→ **Your task**
Give back the full listing verbatim, apart from its images.

────────────────────────────────────────

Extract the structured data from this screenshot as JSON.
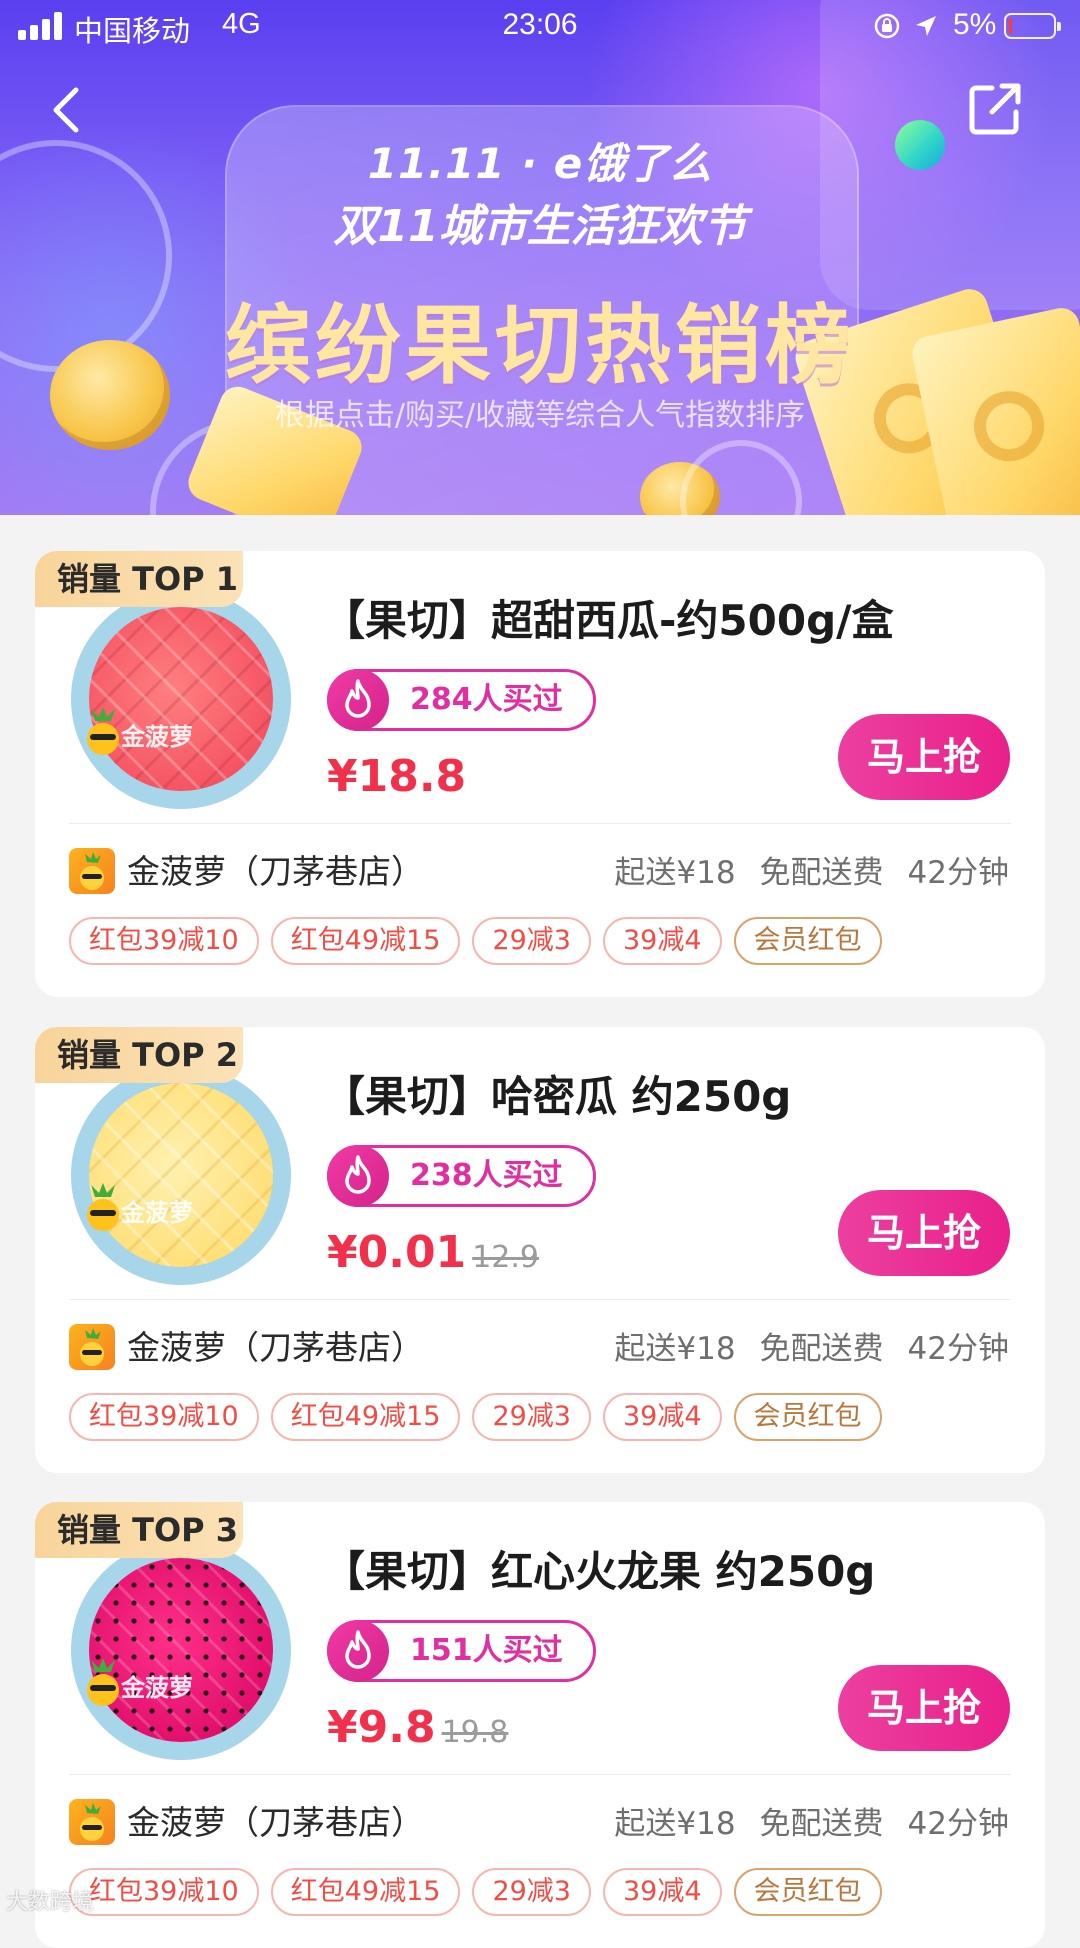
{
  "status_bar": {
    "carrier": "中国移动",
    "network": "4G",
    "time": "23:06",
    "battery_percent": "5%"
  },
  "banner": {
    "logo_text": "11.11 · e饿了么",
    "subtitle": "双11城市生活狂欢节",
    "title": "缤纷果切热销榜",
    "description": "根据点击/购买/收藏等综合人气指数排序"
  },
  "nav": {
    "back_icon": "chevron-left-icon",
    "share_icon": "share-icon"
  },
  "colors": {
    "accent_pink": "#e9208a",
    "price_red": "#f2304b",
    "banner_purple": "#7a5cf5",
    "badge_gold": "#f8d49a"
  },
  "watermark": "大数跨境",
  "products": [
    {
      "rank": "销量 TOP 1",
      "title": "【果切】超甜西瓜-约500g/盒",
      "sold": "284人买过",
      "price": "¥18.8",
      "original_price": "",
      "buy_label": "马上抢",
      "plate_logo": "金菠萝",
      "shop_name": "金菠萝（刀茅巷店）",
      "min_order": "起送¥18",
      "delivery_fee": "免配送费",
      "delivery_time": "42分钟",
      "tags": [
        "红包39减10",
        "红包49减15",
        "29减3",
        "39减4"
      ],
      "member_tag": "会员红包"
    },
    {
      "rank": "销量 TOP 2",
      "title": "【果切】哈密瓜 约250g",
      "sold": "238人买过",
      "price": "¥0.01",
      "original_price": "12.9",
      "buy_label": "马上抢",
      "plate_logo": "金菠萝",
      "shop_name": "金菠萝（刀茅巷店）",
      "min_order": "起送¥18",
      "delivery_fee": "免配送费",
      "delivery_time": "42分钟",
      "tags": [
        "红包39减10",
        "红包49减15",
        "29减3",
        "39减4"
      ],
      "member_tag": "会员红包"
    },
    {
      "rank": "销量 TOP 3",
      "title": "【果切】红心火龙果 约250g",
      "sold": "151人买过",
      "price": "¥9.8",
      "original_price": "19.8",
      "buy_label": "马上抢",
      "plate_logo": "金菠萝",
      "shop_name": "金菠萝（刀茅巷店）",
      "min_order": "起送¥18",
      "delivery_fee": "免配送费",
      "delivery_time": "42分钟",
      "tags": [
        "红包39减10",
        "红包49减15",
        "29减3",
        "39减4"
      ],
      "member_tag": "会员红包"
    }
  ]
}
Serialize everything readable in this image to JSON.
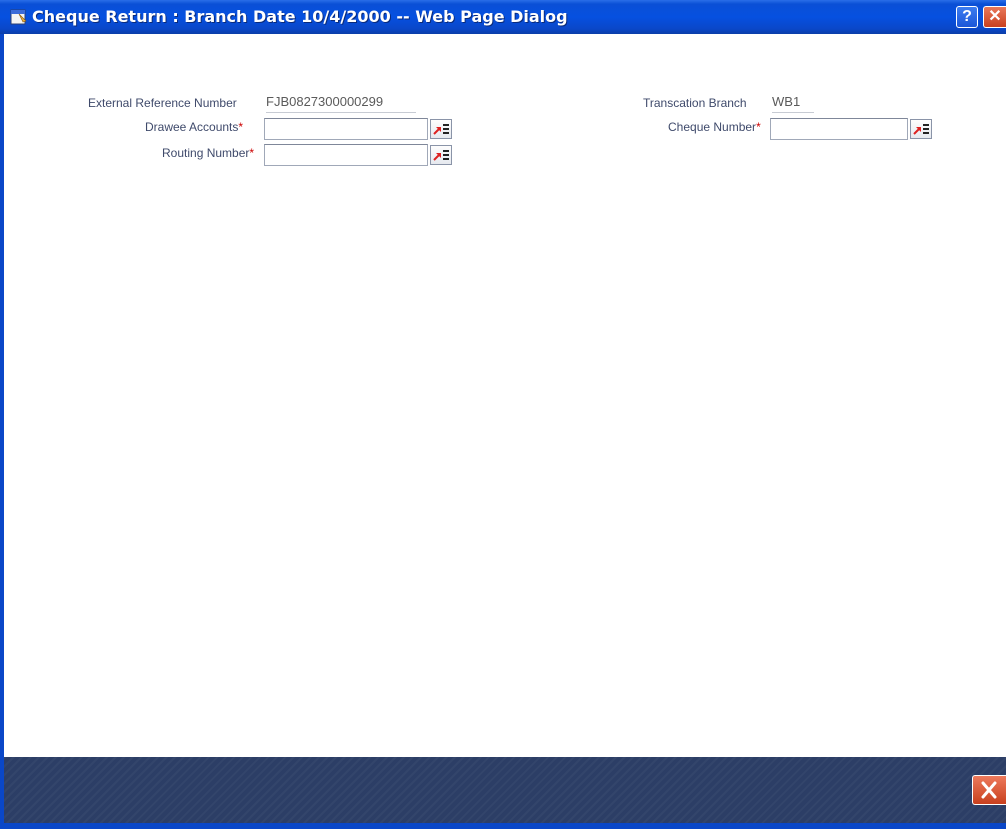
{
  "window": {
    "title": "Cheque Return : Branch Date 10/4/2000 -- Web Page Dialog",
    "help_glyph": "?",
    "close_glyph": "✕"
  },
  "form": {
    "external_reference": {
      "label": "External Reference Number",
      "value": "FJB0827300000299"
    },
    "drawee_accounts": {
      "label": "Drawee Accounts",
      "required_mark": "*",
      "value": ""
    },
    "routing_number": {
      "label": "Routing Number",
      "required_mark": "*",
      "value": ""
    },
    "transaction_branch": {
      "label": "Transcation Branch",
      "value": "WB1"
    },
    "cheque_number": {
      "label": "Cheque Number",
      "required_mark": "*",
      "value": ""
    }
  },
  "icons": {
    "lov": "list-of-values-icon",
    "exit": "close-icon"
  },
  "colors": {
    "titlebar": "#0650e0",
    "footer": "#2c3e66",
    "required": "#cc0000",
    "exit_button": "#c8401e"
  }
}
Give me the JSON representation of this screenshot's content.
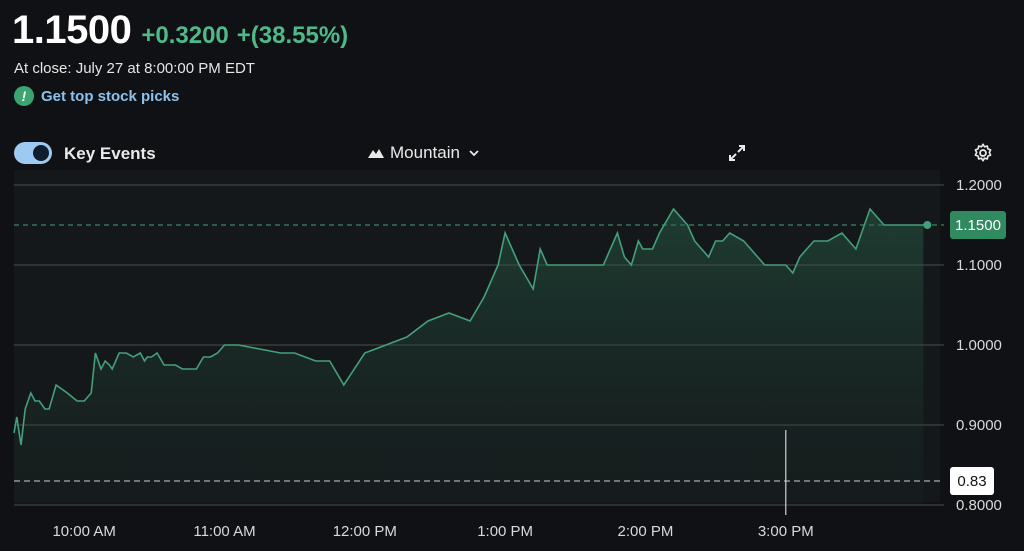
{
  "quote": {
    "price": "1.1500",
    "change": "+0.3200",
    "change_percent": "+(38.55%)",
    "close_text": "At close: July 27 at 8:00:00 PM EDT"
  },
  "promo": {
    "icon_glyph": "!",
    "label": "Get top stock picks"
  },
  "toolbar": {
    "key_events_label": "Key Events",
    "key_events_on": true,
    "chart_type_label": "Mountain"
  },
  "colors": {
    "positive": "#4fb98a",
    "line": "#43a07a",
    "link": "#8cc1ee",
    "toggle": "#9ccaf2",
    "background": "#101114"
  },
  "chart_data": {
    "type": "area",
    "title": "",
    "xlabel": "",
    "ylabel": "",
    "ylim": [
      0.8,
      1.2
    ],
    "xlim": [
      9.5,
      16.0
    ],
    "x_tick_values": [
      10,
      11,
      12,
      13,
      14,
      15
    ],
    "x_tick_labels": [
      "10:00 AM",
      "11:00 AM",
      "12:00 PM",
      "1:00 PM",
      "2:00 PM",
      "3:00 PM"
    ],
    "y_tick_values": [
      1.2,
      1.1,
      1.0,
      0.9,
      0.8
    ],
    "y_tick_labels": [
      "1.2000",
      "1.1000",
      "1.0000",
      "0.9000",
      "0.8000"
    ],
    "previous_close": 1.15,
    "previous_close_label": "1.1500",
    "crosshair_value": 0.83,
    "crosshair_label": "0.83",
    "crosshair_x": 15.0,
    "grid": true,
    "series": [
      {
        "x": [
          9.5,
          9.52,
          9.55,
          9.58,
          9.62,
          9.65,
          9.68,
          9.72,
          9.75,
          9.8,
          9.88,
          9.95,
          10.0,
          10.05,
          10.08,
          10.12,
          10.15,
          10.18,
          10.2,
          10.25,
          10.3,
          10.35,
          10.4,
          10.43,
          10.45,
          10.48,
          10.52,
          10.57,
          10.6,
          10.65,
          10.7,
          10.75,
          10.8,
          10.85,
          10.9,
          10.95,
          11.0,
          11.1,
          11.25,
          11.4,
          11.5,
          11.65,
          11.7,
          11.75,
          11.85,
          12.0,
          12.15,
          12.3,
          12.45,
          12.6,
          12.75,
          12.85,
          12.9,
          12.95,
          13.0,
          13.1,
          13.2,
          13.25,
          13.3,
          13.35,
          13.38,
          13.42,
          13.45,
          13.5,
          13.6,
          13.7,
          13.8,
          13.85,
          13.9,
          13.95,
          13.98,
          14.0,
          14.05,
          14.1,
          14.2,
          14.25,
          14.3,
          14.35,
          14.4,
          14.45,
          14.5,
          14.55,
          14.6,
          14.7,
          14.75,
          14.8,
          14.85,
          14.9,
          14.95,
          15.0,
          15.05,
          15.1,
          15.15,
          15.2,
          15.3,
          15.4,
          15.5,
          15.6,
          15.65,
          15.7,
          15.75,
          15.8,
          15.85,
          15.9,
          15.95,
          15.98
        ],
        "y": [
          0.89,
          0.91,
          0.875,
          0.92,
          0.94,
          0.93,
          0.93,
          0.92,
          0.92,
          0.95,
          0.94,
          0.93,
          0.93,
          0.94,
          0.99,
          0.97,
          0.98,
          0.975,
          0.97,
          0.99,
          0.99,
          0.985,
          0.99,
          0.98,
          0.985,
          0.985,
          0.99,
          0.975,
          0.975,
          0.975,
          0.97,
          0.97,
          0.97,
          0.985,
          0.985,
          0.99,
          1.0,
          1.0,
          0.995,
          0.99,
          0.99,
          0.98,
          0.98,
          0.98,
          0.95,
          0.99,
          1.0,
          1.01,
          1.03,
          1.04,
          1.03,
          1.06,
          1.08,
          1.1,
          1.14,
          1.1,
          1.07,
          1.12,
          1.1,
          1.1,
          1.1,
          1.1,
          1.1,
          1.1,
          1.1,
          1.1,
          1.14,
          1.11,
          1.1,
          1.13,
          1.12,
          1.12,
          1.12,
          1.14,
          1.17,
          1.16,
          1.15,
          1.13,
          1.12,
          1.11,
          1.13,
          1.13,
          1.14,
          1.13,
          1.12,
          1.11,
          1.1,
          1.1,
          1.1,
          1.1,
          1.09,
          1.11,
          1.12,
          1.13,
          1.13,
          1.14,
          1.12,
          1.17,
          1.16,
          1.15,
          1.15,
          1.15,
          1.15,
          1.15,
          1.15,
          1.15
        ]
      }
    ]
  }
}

────────────────────────────────────────

→ **In response**
Extract the structured data from this screenshot as JSON.
{
  "status_bar": {
    "carrier": "中国移动",
    "network": "4G",
    "time": "23:06",
    "battery_percent": "5%"
  },
  "banner": {
    "logo_text": "11.11 · e饿了么",
    "subtitle": "双11城市生活狂欢节",
    "title": "缤纷果切热销榜",
    "description": "根据点击/购买/收藏等综合人气指数排序"
  },
  "nav": {
    "back_icon": "chevron-left-icon",
    "share_icon": "share-icon"
  },
  "colors": {
    "accent_pink": "#e9208a",
    "price_red": "#f2304b",
    "banner_purple": "#7a5cf5",
    "badge_gold": "#f8d49a"
  },
  "watermark": "大数跨境",
  "products": [
    {
      "rank": "销量 TOP 1",
      "title": "【果切】超甜西瓜-约500g/盒",
      "sold": "284人买过",
      "price": "¥18.8",
      "original_price": "",
      "buy_label": "马上抢",
      "plate_logo": "金菠萝",
      "shop_name": "金菠萝（刀茅巷店）",
      "min_order": "起送¥18",
      "delivery_fee": "免配送费",
      "delivery_time": "42分钟",
      "tags": [
        "红包39减10",
        "红包49减15",
        "29减3",
        "39减4"
      ],
      "member_tag": "会员红包"
    },
    {
      "rank": "销量 TOP 2",
      "title": "【果切】哈密瓜 约250g",
      "sold": "238人买过",
      "price": "¥0.01",
      "original_price": "12.9",
      "buy_label": "马上抢",
      "plate_logo": "金菠萝",
      "shop_name": "金菠萝（刀茅巷店）",
      "min_order": "起送¥18",
      "delivery_fee": "免配送费",
      "delivery_time": "42分钟",
      "tags": [
        "红包39减10",
        "红包49减15",
        "29减3",
        "39减4"
      ],
      "member_tag": "会员红包"
    },
    {
      "rank": "销量 TOP 3",
      "title": "【果切】红心火龙果 约250g",
      "sold": "151人买过",
      "price": "¥9.8",
      "original_price": "19.8",
      "buy_label": "马上抢",
      "plate_logo": "金菠萝",
      "shop_name": "金菠萝（刀茅巷店）",
      "min_order": "起送¥18",
      "delivery_fee": "免配送费",
      "delivery_time": "42分钟",
      "tags": [
        "红包39减10",
        "红包49减15",
        "29减3",
        "39减4"
      ],
      "member_tag": "会员红包"
    }
  ]
}
Serialize everything readable in this image to JSON.
{
  "window": {
    "title": "Cheque Return : Branch Date 10/4/2000 -- Web Page Dialog",
    "help_glyph": "?",
    "close_glyph": "✕"
  },
  "form": {
    "external_reference": {
      "label": "External Reference Number",
      "value": "FJB0827300000299"
    },
    "drawee_accounts": {
      "label": "Drawee Accounts",
      "required_mark": "*",
      "value": ""
    },
    "routing_number": {
      "label": "Routing Number",
      "required_mark": "*",
      "value": ""
    },
    "transaction_branch": {
      "label": "Transcation Branch",
      "value": "WB1"
    },
    "cheque_number": {
      "label": "Cheque Number",
      "required_mark": "*",
      "value": ""
    }
  },
  "icons": {
    "lov": "list-of-values-icon",
    "exit": "close-icon"
  },
  "colors": {
    "titlebar": "#0650e0",
    "footer": "#2c3e66",
    "required": "#cc0000",
    "exit_button": "#c8401e"
  }
}
Give me the JSON representation of this screenshot's content.
{
  "quote": {
    "price": "1.1500",
    "change": "+0.3200",
    "change_percent": "+(38.55%)",
    "close_text": "At close: July 27 at 8:00:00 PM EDT"
  },
  "promo": {
    "icon_glyph": "!",
    "label": "Get top stock picks"
  },
  "toolbar": {
    "key_events_label": "Key Events",
    "key_events_on": true,
    "chart_type_label": "Mountain"
  },
  "colors": {
    "positive": "#4fb98a",
    "line": "#43a07a",
    "link": "#8cc1ee",
    "toggle": "#9ccaf2",
    "background": "#101114"
  },
  "chart_data": {
    "type": "area",
    "title": "",
    "xlabel": "",
    "ylabel": "",
    "ylim": [
      0.8,
      1.2
    ],
    "xlim": [
      9.5,
      16.0
    ],
    "x_tick_values": [
      10,
      11,
      12,
      13,
      14,
      15
    ],
    "x_tick_labels": [
      "10:00 AM",
      "11:00 AM",
      "12:00 PM",
      "1:00 PM",
      "2:00 PM",
      "3:00 PM"
    ],
    "y_tick_values": [
      1.2,
      1.1,
      1.0,
      0.9,
      0.8
    ],
    "y_tick_labels": [
      "1.2000",
      "1.1000",
      "1.0000",
      "0.9000",
      "0.8000"
    ],
    "previous_close": 1.15,
    "previous_close_label": "1.1500",
    "crosshair_value": 0.83,
    "crosshair_label": "0.83",
    "crosshair_x": 15.0,
    "grid": true,
    "series": [
      {
        "x": [
          9.5,
          9.52,
          9.55,
          9.58,
          9.62,
          9.65,
          9.68,
          9.72,
          9.75,
          9.8,
          9.88,
          9.95,
          10.0,
          10.05,
          10.08,
          10.12,
          10.15,
          10.18,
          10.2,
          10.25,
          10.3,
          10.35,
          10.4,
          10.43,
          10.45,
          10.48,
          10.52,
          10.57,
          10.6,
          10.65,
          10.7,
          10.75,
          10.8,
          10.85,
          10.9,
          10.95,
          11.0,
          11.1,
          11.25,
          11.4,
          11.5,
          11.65,
          11.7,
          11.75,
          11.85,
          12.0,
          12.15,
          12.3,
          12.45,
          12.6,
          12.75,
          12.85,
          12.9,
          12.95,
          13.0,
          13.1,
          13.2,
          13.25,
          13.3,
          13.35,
          13.38,
          13.42,
          13.45,
          13.5,
          13.6,
          13.7,
          13.8,
          13.85,
          13.9,
          13.95,
          13.98,
          14.0,
          14.05,
          14.1,
          14.2,
          14.25,
          14.3,
          14.35,
          14.4,
          14.45,
          14.5,
          14.55,
          14.6,
          14.7,
          14.75,
          14.8,
          14.85,
          14.9,
          14.95,
          15.0,
          15.05,
          15.1,
          15.15,
          15.2,
          15.3,
          15.4,
          15.5,
          15.6,
          15.65,
          15.7,
          15.75,
          15.8,
          15.85,
          15.9,
          15.95,
          15.98
        ],
        "y": [
          0.89,
          0.91,
          0.875,
          0.92,
          0.94,
          0.93,
          0.93,
          0.92,
          0.92,
          0.95,
          0.94,
          0.93,
          0.93,
          0.94,
          0.99,
          0.97,
          0.98,
          0.975,
          0.97,
          0.99,
          0.99,
          0.985,
          0.99,
          0.98,
          0.985,
          0.985,
          0.99,
          0.975,
          0.975,
          0.975,
          0.97,
          0.97,
          0.97,
          0.985,
          0.985,
          0.99,
          1.0,
          1.0,
          0.995,
          0.99,
          0.99,
          0.98,
          0.98,
          0.98,
          0.95,
          0.99,
          1.0,
          1.01,
          1.03,
          1.04,
          1.03,
          1.06,
          1.08,
          1.1,
          1.14,
          1.1,
          1.07,
          1.12,
          1.1,
          1.1,
          1.1,
          1.1,
          1.1,
          1.1,
          1.1,
          1.1,
          1.14,
          1.11,
          1.1,
          1.13,
          1.12,
          1.12,
          1.12,
          1.14,
          1.17,
          1.16,
          1.15,
          1.13,
          1.12,
          1.11,
          1.13,
          1.13,
          1.14,
          1.13,
          1.12,
          1.11,
          1.1,
          1.1,
          1.1,
          1.1,
          1.09,
          1.11,
          1.12,
          1.13,
          1.13,
          1.14,
          1.12,
          1.17,
          1.16,
          1.15,
          1.15,
          1.15,
          1.15,
          1.15,
          1.15,
          1.15
        ]
      }
    ]
  }
}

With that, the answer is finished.